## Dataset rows
-- START --

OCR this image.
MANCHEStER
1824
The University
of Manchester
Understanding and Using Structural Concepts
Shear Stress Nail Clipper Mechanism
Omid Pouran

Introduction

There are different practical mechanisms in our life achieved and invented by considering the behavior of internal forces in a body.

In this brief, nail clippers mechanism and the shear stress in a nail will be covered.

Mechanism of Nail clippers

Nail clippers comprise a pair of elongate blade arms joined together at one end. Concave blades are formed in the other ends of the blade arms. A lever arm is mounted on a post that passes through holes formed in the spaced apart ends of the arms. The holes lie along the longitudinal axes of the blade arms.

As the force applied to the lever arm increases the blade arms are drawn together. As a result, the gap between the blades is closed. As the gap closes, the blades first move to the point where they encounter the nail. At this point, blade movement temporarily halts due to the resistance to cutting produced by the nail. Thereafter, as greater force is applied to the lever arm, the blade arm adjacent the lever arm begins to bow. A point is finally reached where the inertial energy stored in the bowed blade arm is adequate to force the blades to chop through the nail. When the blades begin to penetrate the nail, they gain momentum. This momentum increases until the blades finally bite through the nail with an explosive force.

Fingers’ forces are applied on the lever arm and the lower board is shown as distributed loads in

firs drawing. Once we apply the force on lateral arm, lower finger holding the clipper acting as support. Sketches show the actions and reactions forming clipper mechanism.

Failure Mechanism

-- END --

## Problem statement
Word for word, write out the data.

## Solution below
OCR this image.
MANCHEStER
1824
The University
of Manchester
Understanding and Using Structural Concepts
Shear Stress Nail Clipper Mechanism
Omid Pouran

Introduction

There are different practical mechanisms in our life achieved and invented by considering the behavior of internal forces in a body.

In this brief, nail clippers mechanism and the shear stress in a nail will be covered.

Mechanism of Nail clippers

Nail clippers comprise a pair of elongate blade arms joined together at one end. Concave blades are formed in the other ends of the blade arms. A lever arm is mounted on a post that passes through holes formed in the spaced apart ends of the arms. The holes lie along the longitudinal axes of the blade arms.

As the force applied to the lever arm increases the blade arms are drawn together. As a result, the gap between the blades is closed. As the gap closes, the blades first move to the point where they encounter the nail. At this point, blade movement temporarily halts due to the resistance to cutting produced by the nail. Thereafter, as greater force is applied to the lever arm, the blade arm adjacent the lever arm begins to bow. A point is finally reached where the inertial energy stored in the bowed blade arm is adequate to force the blades to chop through the nail. When the blades begin to penetrate the nail, they gain momentum. This momentum increases until the blades finally bite through the nail with an explosive force.

Fingers’ forces are applied on the lever arm and the lower board is shown as distributed loads in

firs drawing. Once we apply the force on lateral arm, lower finger holding the clipper acting as support. Sketches show the actions and reactions forming clipper mechanism.

Failure Mechanism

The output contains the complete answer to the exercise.